▶ _SHORT PROBLEM_:
Copy every line of the data in which the word "manage" occurs.

▶ _DATA TO PROCESS_:
(begin)

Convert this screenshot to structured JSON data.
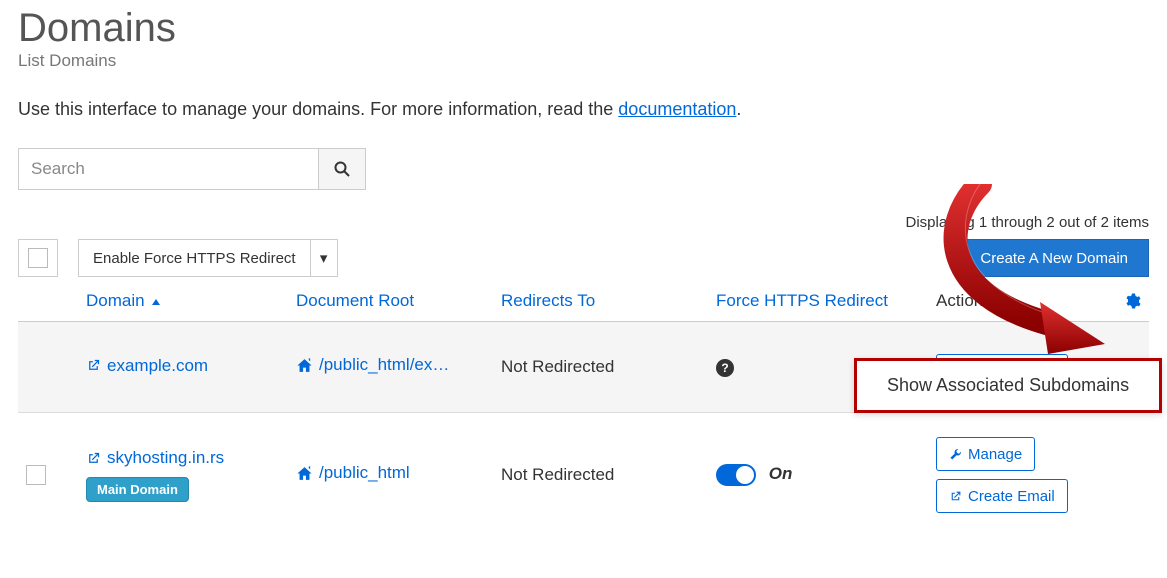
{
  "header": {
    "title": "Domains",
    "subtitle": "List Domains",
    "intro_prefix": "Use this interface to manage your domains. For more information, read the ",
    "doc_link_text": "documentation",
    "intro_suffix": "."
  },
  "search": {
    "placeholder": "Search"
  },
  "toolbar": {
    "force_https_label": "Enable Force HTTPS Redirect",
    "status_text": "Displaying 1 through 2 out of 2 items",
    "create_domain_label": "Create A New Domain"
  },
  "columns": {
    "domain": "Domain",
    "document_root": "Document Root",
    "redirects_to": "Redirects To",
    "force_https": "Force HTTPS Redirect",
    "actions": "Actions"
  },
  "rows": [
    {
      "domain": "example.com",
      "document_root": "/public_html/ex…",
      "redirects_to": "Not Redirected",
      "force_https_mode": "unknown",
      "main_domain": false
    },
    {
      "domain": "skyhosting.in.rs",
      "document_root": "/public_html",
      "redirects_to": "Not Redirected",
      "force_https_mode": "on",
      "force_https_label": "On",
      "main_domain": true,
      "badge_label": "Main Domain"
    }
  ],
  "actions": {
    "manage": "Manage",
    "create_email": "Create Email"
  },
  "popup": {
    "label": "Show Associated Subdomains"
  },
  "icons": {
    "sort_asc": "▲",
    "caret_down": "▾",
    "question": "?"
  }
}
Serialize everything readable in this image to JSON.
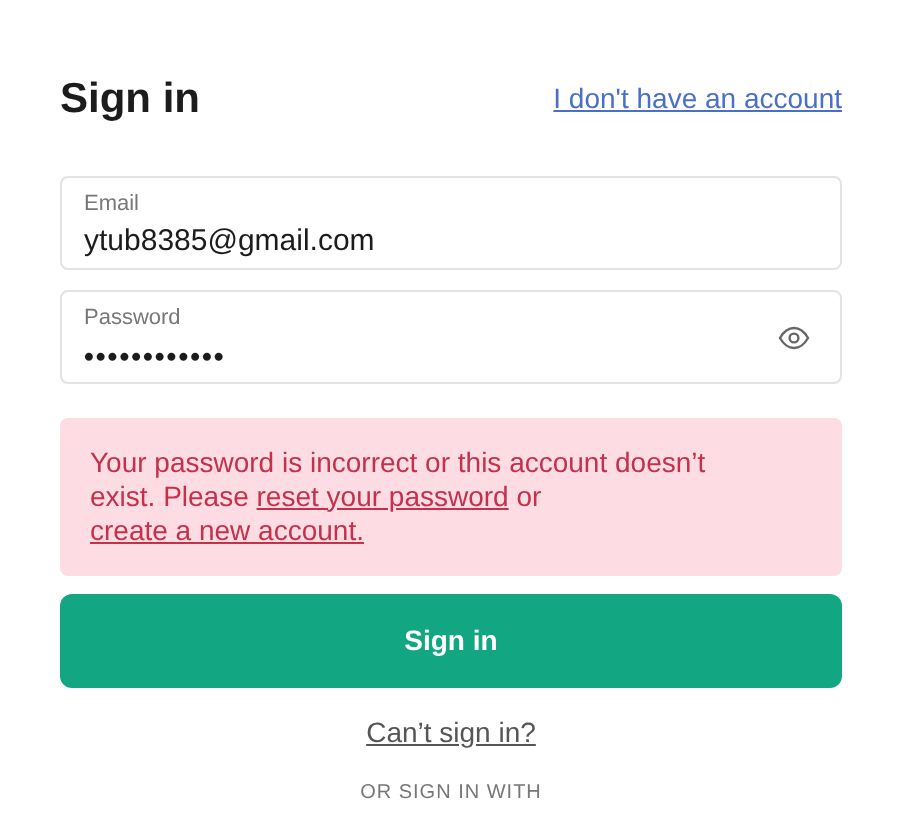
{
  "title": "Sign in",
  "switch_link": "I don't have an account",
  "fields": [
    {
      "label": "Email",
      "value": "ytub8385@gmail.com",
      "kind": "text"
    },
    {
      "label": "Password",
      "value": "••••••••••••",
      "kind": "password"
    }
  ],
  "error": [
    {
      "kind": "text",
      "text": "Your password is incorrect or this account doesn’t exist. Please "
    },
    {
      "kind": "link",
      "text": "reset your password"
    },
    {
      "kind": "text",
      "text": " or "
    },
    {
      "kind": "link",
      "text": "create a new account."
    }
  ],
  "submit": "Sign in",
  "help_link": "Can’t sign in?",
  "divider_text": "OR SIGN IN WITH"
}
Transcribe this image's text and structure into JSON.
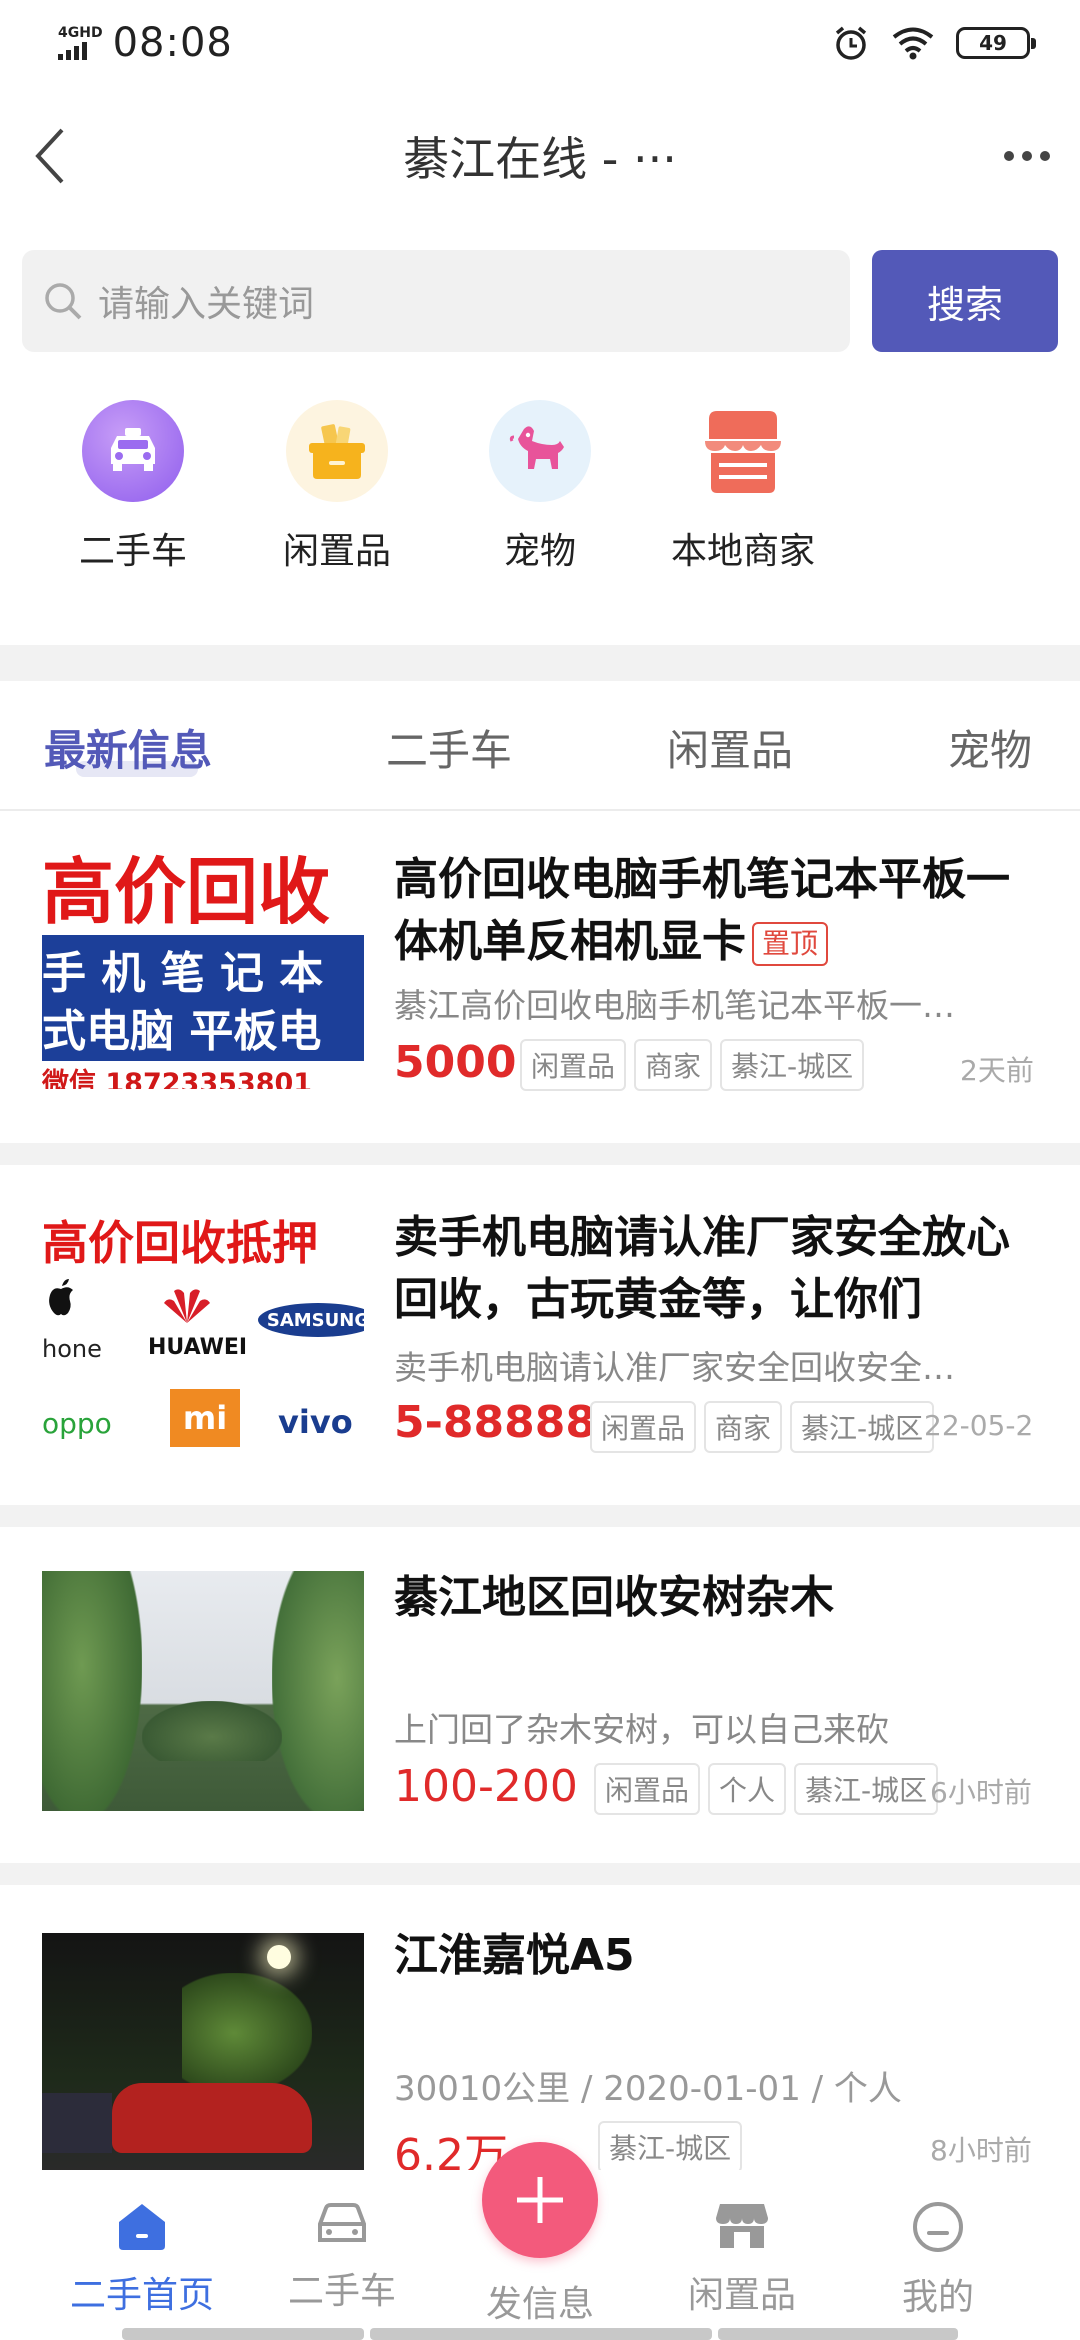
{
  "status_bar": {
    "network": "4GHD",
    "time": "08:08",
    "battery": "49"
  },
  "nav": {
    "title": "綦江在线 - ···"
  },
  "search": {
    "placeholder": "请输入关键词",
    "button": "搜索"
  },
  "categories": [
    {
      "label": "二手车",
      "icon": "taxi-icon",
      "color": "#9b6cf0"
    },
    {
      "label": "闲置品",
      "icon": "box-icon",
      "color": "#f6b31d"
    },
    {
      "label": "宠物",
      "icon": "dog-icon",
      "color": "#e8549a"
    },
    {
      "label": "本地商家",
      "icon": "store-icon",
      "color": "#ef6c5a"
    }
  ],
  "tabs": [
    "最新信息",
    "二手车",
    "闲置品",
    "宠物"
  ],
  "listings": [
    {
      "title": "高价回收电脑手机笔记本平板一体机单反相机显卡",
      "badge": "置顶",
      "desc": "綦江高价回收电脑手机笔记本平板一…",
      "price": "5000",
      "tags": [
        "闲置品",
        "商家",
        "綦江-城区"
      ],
      "time": "2天前",
      "thumb_text": [
        "高价回收",
        "手 机  笔 记 本",
        "式电脑  平板电",
        "微信 18723353801"
      ]
    },
    {
      "title": "卖手机电脑请认准厂家安全放心回收，古玩黄金等，让你们",
      "desc": "卖手机电脑请认准厂家安全回收安全…",
      "price": "5-88888",
      "tags": [
        "闲置品",
        "商家",
        "綦江-城区"
      ],
      "time": "22-05-2",
      "thumb_text": [
        "高价回收抵押",
        "hone",
        "HUAWEI",
        "SAMSUNG",
        "oppo",
        "mi",
        "vivo"
      ]
    },
    {
      "title": "綦江地区回收安树杂木",
      "desc": "上门回了杂木安树，可以自己来砍",
      "price": "100-200",
      "tags": [
        "闲置品",
        "个人",
        "綦江-城区"
      ],
      "time": "6小时前"
    },
    {
      "title": "江淮嘉悦A5",
      "meta": "30010公里 / 2020-01-01 / 个人",
      "price": "6.2万",
      "tags": [
        "綦江-城区"
      ],
      "time": "8小时前"
    }
  ],
  "bottom_nav": [
    {
      "label": "二手首页",
      "icon": "home-icon"
    },
    {
      "label": "二手车",
      "icon": "car-icon"
    },
    {
      "label": "发信息",
      "icon": "plus-icon"
    },
    {
      "label": "闲置品",
      "icon": "shop-icon"
    },
    {
      "label": "我的",
      "icon": "profile-icon"
    }
  ],
  "colors": {
    "accent": "#5359b8",
    "price": "#e02a2a",
    "fab": "#f35a7c",
    "active_nav": "#3e6fe0"
  }
}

(end)

▶ _OUTPUT OF THE TASK_:
    "intro_prefix": "Use this interface to manage your domains. For more information, read the ",
    "manage": "Manage",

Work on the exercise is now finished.